Extracted information:

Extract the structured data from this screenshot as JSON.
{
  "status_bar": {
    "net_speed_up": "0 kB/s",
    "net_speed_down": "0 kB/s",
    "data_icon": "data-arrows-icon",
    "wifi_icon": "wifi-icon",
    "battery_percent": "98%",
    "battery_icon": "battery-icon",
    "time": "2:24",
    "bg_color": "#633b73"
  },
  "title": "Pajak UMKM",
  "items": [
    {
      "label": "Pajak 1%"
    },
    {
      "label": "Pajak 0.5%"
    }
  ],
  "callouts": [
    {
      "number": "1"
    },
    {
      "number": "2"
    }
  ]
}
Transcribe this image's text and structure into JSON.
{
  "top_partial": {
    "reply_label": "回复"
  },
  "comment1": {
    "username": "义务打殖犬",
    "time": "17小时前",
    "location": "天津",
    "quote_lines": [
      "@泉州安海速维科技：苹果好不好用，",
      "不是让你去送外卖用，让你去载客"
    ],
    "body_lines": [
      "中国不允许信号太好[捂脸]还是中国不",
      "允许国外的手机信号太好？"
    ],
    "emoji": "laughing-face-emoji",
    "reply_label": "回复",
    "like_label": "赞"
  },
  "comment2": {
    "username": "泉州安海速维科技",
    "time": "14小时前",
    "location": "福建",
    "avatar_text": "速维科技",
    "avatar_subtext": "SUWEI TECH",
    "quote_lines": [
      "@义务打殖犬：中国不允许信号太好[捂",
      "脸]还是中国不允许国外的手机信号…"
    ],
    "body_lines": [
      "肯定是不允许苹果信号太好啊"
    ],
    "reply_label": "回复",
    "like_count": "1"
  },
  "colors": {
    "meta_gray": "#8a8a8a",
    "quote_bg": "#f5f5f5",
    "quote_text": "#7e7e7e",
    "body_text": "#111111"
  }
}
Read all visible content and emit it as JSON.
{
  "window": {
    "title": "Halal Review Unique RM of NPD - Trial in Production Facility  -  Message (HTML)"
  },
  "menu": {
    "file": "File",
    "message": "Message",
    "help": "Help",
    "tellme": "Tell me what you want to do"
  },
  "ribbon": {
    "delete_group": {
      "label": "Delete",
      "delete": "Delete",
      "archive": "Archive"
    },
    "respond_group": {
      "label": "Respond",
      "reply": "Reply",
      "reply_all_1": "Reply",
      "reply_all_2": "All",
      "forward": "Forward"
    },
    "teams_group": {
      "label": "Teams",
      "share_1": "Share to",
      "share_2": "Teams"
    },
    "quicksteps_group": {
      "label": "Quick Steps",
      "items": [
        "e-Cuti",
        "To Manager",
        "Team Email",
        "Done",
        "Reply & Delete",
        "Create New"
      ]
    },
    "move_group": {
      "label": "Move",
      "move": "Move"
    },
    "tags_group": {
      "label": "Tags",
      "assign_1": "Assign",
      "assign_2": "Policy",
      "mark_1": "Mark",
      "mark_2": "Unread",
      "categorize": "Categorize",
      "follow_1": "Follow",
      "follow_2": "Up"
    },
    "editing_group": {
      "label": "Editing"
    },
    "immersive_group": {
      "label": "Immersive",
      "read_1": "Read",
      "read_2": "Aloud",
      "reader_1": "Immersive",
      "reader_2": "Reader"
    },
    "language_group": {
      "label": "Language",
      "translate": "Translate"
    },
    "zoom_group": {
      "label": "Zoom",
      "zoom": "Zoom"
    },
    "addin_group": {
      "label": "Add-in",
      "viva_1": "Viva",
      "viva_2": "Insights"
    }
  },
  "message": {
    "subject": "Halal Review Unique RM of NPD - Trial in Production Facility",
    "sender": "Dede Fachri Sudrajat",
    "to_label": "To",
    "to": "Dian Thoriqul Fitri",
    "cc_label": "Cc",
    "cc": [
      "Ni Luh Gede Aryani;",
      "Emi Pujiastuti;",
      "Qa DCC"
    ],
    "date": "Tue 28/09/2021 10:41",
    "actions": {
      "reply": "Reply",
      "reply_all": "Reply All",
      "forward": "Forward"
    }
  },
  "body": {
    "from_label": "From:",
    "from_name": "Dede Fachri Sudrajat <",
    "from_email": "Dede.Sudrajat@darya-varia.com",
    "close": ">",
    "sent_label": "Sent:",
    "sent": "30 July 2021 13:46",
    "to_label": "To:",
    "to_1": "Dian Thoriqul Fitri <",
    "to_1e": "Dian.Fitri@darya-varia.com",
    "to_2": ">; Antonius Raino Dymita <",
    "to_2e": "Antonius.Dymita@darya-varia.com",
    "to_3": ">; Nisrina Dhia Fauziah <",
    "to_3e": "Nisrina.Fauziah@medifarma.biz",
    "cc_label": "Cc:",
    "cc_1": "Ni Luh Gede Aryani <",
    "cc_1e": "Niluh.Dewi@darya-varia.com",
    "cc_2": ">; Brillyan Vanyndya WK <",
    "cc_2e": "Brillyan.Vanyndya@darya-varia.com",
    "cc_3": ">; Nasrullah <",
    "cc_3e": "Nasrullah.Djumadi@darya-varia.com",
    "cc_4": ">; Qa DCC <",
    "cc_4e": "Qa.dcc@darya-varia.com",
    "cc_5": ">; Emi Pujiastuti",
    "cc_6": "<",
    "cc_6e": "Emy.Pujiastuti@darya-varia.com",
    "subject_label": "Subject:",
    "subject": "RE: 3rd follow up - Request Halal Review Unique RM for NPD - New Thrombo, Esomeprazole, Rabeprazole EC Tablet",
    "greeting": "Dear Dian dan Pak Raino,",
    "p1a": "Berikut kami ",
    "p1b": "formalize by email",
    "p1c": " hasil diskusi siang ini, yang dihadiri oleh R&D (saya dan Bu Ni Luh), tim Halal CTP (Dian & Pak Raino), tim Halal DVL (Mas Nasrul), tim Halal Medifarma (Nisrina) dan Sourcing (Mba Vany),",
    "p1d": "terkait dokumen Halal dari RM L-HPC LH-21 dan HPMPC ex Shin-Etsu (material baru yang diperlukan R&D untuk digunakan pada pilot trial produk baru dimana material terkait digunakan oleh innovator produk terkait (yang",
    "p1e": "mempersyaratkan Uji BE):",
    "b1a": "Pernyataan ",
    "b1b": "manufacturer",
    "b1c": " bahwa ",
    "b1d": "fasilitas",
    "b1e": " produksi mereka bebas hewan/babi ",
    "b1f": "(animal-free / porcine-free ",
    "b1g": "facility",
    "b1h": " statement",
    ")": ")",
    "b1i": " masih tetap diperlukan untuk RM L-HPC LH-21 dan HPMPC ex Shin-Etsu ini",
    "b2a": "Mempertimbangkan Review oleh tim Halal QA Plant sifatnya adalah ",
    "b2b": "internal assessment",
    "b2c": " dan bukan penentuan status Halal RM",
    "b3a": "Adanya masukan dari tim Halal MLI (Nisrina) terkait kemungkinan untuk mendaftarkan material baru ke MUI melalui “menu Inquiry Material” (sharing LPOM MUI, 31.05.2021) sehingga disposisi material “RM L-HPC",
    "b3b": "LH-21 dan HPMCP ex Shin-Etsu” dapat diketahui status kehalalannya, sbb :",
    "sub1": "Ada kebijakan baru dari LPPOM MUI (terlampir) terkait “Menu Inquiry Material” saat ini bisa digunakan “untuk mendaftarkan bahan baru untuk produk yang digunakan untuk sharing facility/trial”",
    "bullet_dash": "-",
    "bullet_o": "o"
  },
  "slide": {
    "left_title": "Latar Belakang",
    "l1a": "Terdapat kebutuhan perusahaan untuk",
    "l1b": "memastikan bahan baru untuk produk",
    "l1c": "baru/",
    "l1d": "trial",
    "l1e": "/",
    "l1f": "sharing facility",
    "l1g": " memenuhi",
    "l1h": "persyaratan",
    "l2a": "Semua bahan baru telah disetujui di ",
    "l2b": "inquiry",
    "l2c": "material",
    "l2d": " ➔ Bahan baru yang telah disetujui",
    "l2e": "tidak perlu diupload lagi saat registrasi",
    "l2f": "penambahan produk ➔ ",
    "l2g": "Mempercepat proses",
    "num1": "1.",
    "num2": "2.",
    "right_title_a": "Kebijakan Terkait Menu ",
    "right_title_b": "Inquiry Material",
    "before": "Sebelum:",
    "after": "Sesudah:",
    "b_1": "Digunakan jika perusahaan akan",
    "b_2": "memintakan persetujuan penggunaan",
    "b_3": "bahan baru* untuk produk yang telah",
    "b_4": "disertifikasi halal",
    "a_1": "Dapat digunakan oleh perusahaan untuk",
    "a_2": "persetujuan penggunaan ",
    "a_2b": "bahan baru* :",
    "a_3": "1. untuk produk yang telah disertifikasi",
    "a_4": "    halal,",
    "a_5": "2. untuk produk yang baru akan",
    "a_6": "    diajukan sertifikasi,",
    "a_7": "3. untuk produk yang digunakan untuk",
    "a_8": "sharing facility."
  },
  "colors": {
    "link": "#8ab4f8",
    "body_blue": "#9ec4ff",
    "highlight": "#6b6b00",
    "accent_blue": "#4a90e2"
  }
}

Written instruction: Tally the lines of the material above that contain the word "darya" and report the total alone.

Reply: 8